**SHORT TASK:** Wherever the word "сийский" shows up in a line, please copy that line.

**RECORDED DATA:**
* * * * *
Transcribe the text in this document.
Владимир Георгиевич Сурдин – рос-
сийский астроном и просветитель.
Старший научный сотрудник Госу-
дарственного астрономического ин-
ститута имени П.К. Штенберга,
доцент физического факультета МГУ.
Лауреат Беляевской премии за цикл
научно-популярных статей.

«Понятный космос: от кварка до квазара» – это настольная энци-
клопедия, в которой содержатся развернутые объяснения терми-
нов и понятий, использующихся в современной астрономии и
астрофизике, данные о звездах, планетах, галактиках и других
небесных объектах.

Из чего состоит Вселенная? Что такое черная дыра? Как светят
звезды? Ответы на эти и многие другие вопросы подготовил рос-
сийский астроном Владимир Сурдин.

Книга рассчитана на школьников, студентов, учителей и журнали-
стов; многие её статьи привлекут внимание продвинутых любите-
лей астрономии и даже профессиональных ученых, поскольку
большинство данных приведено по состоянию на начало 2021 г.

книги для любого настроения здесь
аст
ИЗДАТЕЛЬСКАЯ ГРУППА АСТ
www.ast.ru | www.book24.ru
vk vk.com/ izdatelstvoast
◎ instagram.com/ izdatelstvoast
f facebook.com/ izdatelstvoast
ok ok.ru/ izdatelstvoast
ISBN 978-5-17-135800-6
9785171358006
* * * * *
**OUTPUT BELOW:**
сийский астроном и просветитель.
сийский астроном Владимир Сурдин.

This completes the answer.